Locate each line containing the string "below" and copy it out.

-- GIVEN DATA --
=====

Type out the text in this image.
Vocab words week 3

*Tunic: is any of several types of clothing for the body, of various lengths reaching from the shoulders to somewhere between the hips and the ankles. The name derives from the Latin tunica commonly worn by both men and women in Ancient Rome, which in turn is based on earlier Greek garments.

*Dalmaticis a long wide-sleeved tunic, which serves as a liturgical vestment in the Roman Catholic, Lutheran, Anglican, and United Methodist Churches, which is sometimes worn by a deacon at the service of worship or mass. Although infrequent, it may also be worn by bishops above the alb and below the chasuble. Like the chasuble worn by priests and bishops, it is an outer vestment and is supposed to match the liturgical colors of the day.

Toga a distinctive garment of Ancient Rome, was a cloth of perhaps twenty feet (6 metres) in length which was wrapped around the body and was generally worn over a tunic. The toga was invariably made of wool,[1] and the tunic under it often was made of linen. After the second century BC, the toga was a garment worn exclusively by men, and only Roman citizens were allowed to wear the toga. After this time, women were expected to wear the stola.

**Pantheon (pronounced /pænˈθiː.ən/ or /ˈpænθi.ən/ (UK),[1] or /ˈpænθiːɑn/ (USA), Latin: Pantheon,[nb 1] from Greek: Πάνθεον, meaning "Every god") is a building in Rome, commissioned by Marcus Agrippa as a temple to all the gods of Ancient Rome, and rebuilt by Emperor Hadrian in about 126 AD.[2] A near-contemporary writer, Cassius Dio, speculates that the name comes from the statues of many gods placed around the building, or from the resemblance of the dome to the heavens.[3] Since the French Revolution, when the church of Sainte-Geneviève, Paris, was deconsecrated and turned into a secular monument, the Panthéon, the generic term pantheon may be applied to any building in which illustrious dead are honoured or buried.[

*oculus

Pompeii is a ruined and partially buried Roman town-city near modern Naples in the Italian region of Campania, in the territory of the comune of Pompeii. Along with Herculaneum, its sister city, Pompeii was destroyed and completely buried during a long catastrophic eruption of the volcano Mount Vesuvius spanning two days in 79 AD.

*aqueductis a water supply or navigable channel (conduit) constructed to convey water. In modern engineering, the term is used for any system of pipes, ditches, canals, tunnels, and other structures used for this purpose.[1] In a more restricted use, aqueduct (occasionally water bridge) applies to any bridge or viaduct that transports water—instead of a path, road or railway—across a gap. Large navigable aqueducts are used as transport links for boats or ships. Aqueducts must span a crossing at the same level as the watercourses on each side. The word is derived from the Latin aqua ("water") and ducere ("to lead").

=====

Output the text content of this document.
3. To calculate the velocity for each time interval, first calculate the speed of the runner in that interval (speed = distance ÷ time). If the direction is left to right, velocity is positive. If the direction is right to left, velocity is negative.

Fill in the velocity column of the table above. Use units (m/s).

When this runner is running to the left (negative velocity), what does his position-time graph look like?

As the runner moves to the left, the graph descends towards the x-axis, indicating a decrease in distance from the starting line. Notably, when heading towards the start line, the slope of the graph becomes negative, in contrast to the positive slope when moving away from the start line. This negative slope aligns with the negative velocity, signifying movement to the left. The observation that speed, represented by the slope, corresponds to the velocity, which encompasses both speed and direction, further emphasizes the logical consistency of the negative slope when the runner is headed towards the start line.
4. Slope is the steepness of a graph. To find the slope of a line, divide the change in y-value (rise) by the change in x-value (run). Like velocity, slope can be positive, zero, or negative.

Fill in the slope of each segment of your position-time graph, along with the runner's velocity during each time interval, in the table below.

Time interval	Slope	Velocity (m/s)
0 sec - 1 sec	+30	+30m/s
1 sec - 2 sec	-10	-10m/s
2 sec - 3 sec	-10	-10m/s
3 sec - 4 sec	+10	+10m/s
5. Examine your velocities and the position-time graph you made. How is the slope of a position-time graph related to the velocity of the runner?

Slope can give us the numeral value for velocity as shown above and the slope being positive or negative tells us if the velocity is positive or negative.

=====

-- RIGHT ANSWER --
*Dalmaticis a long wide-sleeved tunic, which serves as a liturgical vestment in the Roman Catholic, Lutheran, Anglican, and United Methodist Churches, which is sometimes worn by a deacon at the service of worship or mass. Although infrequent, it may also be worn by bishops above the alb and below the chasuble. Like the chasuble worn by priests and bishops, it is an outer vestment and is supposed to match the liturgical colors of the day.
Fill in the slope of each segment of your position-time graph, along with the runner's velocity during each time interval, in the table below.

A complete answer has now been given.